> SUPPLIED TEXT
+ + + + +
Mark Weadon doesn’t remember his father playing a lot of ball with him in the backyard when he was a kid, or many meals with the whole family around the table. He never saw his father putzing around the house on Saturday mornings because Dad, the only neurosurgeon in the Western Michigan area for a quarter century, always worked that day.

What he does remember, though - many times - is being stopped by people who would ask if he were Dr. Weadon’s son. “And they would say, ‘Oh, he saved my son’s life, or my daughter’s life.’ That’s an amazing thing to hear about your father,” Weadon says. “I was and I am very proud.”

Dave Gertler is proud, too, of his wife, Sue Kost - an emergency physician in Wilmington, Del. “I can’t tell you how many times people have come up and said, ‘Oh, [Dr. Kost] sewed up my son,’” he says. “There are worse things than strangers fawning over your wife.”

Still, it isn’t easy for physicians’ spouses and children. What do they have to say about it? And what can you do to make sure the time you have with your family is as good as it can - and needs - to be? Here are some solutions from some of those who know firsthand.

Not just any family

Medical families live in a different world: They deal with inconvenient physician call schedules. They tiptoe around during the day because Mommy put in a 12-hour shift last night. They reschedule Christmas. But what choice do they have? “For other people a bad day at work is you didn’t get a report in on time,” says Gertler. “For [my wife], it can be a child dies.”

Elaine Hale, wife of retired family physician Steve Hale, agrees. “It doesn’t sound quite as noble to say ‘signing contracts,’ instead of ‘saving a life.’” But the privilege of using such goose bump-evoking language doesn’t come free. “We learn right from the start that your family life takes a second priority to the needs of the patient,” she says.

Indeed, as difficult as it is to stay married in the U.S. today, it’s even harder for medical couples.
+ + + + +
> RECORDS
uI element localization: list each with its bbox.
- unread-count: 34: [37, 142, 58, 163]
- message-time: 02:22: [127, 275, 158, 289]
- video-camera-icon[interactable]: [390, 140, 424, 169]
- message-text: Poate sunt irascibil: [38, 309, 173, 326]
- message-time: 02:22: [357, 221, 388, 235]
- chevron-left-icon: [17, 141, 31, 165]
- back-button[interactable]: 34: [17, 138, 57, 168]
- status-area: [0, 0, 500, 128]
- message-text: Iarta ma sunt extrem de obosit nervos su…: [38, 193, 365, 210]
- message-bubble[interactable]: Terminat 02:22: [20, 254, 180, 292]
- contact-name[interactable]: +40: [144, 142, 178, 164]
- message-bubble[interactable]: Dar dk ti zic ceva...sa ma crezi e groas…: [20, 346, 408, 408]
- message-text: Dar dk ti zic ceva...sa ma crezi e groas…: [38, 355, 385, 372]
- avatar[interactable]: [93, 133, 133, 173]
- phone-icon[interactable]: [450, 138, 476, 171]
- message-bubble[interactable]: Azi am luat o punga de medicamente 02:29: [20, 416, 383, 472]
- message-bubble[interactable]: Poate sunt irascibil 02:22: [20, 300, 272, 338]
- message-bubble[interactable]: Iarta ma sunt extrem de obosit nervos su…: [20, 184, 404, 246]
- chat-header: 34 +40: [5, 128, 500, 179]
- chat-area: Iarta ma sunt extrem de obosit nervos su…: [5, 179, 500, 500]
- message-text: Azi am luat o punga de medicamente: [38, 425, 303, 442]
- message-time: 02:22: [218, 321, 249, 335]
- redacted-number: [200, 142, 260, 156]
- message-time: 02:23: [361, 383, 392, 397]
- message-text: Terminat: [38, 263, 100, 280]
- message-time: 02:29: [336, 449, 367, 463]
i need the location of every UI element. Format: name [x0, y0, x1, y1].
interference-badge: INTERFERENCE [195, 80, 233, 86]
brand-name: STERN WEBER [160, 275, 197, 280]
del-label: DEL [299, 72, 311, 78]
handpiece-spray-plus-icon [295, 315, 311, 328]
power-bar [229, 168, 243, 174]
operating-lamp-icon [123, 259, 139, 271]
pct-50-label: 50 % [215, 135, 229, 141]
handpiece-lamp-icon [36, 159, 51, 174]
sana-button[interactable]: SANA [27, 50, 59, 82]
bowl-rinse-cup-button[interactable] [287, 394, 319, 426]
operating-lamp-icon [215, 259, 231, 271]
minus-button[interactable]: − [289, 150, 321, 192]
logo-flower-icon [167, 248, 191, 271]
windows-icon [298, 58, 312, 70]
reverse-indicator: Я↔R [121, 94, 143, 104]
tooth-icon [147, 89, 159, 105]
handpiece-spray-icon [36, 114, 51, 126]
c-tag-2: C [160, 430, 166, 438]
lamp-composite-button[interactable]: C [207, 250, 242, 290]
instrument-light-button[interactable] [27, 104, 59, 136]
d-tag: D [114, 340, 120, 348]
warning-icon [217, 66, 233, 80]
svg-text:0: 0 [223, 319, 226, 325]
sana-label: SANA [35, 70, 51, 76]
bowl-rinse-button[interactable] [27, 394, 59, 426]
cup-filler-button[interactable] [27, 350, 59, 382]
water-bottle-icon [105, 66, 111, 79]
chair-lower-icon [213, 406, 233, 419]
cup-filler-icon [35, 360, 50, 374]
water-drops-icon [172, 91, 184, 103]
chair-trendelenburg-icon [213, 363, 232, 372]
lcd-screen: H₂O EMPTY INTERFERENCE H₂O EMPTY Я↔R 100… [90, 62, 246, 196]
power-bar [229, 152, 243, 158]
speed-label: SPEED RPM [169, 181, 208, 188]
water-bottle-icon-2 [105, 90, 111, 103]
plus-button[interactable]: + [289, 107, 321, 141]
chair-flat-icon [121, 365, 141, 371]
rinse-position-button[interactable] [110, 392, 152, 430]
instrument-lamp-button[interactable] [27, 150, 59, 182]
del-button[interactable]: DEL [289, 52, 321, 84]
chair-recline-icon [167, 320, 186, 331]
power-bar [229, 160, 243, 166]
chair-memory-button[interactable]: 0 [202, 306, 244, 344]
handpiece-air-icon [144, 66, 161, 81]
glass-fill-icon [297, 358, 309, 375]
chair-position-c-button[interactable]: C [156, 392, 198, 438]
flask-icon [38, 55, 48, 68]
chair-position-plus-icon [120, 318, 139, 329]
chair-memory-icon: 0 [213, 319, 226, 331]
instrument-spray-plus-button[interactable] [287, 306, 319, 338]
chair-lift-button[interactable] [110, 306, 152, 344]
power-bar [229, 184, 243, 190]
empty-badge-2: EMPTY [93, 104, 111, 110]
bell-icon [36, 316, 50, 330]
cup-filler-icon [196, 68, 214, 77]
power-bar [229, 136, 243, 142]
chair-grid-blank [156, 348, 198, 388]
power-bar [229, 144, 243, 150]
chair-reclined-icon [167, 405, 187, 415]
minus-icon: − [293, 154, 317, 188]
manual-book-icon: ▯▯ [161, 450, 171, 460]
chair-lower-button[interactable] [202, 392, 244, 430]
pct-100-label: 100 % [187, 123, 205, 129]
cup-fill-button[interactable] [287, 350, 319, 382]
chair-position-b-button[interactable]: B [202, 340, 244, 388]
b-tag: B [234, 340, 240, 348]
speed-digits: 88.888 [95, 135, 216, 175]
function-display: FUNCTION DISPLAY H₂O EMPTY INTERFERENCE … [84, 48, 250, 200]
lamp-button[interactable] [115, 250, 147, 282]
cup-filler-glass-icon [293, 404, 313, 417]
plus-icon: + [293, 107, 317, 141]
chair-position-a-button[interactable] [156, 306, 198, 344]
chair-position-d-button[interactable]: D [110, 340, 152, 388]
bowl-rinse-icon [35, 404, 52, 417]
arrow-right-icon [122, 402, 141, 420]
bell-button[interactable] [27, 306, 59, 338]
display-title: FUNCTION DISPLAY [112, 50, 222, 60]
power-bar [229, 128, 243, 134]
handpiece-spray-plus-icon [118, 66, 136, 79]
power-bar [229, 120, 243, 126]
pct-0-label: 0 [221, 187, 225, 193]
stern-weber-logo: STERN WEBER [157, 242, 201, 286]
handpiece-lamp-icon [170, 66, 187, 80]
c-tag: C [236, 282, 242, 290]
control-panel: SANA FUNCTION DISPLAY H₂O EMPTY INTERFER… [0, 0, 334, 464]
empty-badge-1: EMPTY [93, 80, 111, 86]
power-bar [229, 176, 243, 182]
+ + + + +
> TASKS FOR THIS EXERCISE
(a) Name every person the text about physicians' families identifies by name.
(b) Write the next few paragraphs of the text about physicians' families, starting after its last sentence.

> OUTPUTS IN ORDER
(a)
Mark Weadon
Dr. Weadon, Mark Weadon's father
Dave Gertler
Sue Kost
Elaine Hale
Steve Hale

(b)
Some experts estimate the divorce rate for physicians to be 10 percent to 20 percent higher than the general population. Psychiatrists’ and surgeons’ marriages are at particular risk compared to other specialties, reports the landmark Johns Hopkins Precursors Study, which tracked 1,248 subjects who graduated from The Johns Hopkins University School of Medicine (between 1944 through 1960) for 30 years.

So understanding and embracing what you’re getting into is key for medical marriages, on both sides. You don’t want to isolate, ignore, pass over, or dump on your nonphysician spouse. And your spouse must accept that being married to a doctor means being truly flexible about plans; buried resentment won’t stay that way. You both have all the normal challenges of keeping your marriage together, plus the extra impact of your career choice.

How to do this? Be “intentional” about your marriage, says Miranda Horton, an internist who lives with her hospitalist-husband, Kyle, in Greenville, S.C. Seven years post-knot-tying - which occurred before graduation from medical school - the two realized that “all we were doing was going to work and coming home,” she says. Luckily, they’ve now learned to focus more on each other and the state of their marriage. They resist the temptation “to just go to sleep,” says Miranda Horton. Date nights stay as sacrosanct as possible, given the uncertainties of a physician’s job description.

The two struggle to make their schedules coordinate - difficult, she says, but they manage at least one weekend a month to spend together. Because they are both physicians, their challenge is perhaps greater than a one-physician marriage.

Then again, there are actually some advantages to marrying one of your own “kind.” Horton says, “When he calls and he says ‘I’m running late,’ I understand what that means; I’ve reciprocated. … He is a great cheerleader for me, and me for him. We understand the long work hours and how emotionally draining it is.”

 

A double-edged sword

Your being a physician certainly does have its perks for your family, too. Gertler is a stay-at-home dad, largely due to Sue Kost’s comfortable salary. He’s very grateful for the opportunity to spend so much time with their three kids, who are in ninth, sixth, and first grade.

He’s also appreciative of his wife’s diagnostic abilities. “I don’t have to know anything about medicine myself and my children are in very good hands,” says Gertler. “It’s a real load off my mind, if my kids get up in the middle of the night.” When their 2-year-old fell off the swing set, Dr. Kost heard the cry and calmly surmised, “Hmm, sounds like she broke her leg.” And off to the emergency room they went for X-rays and a cast. No panicking.

Your medical skills also give your kids something to look up to, in addition to the obvious practical benefits. Even very young children sense the singular aura of a physician. Gertler says his first-grader “gets it” that sometimes kids get sick unexpectedly, and that Mom might have to leave a birthday party to help out. You’re a walking inspiration; never doubt that.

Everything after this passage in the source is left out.